── Supplied information ──

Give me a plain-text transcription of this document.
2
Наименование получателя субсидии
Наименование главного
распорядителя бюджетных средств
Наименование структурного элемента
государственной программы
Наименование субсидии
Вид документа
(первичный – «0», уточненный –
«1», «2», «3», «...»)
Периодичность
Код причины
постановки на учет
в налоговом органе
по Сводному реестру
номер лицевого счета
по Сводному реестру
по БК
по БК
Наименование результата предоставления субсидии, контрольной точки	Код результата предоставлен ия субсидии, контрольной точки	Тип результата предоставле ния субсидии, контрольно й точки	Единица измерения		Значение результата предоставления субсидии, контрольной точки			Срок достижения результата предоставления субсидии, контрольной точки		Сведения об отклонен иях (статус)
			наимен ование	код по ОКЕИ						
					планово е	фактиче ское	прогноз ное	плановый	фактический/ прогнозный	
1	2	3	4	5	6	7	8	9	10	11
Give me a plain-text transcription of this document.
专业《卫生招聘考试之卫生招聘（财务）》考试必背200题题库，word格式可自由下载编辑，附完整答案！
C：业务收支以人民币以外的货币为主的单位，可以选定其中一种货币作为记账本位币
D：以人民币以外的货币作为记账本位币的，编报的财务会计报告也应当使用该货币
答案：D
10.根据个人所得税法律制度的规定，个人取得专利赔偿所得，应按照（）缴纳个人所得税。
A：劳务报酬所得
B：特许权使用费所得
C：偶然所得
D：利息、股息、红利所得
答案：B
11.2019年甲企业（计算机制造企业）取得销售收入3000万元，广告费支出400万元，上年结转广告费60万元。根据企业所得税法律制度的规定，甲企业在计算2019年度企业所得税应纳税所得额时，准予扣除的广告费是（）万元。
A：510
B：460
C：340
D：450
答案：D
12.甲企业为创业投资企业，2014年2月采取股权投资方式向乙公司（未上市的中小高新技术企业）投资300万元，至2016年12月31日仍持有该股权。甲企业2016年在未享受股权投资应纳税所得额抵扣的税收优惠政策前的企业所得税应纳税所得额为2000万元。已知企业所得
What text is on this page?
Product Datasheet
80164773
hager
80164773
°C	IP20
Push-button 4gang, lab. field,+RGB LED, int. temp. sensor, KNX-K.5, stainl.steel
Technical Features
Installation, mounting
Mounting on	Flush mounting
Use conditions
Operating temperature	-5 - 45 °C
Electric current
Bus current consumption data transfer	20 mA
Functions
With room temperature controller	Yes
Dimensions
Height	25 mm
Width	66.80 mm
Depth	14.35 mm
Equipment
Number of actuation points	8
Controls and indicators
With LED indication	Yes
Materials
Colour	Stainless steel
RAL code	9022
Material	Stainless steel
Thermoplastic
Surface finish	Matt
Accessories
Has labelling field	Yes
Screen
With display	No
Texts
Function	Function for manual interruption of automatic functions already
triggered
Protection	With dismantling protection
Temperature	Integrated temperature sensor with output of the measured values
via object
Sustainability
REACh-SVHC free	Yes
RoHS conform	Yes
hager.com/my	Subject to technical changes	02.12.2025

───

Within the records above, how many lines include the word "mounting"? State the number by itself.

2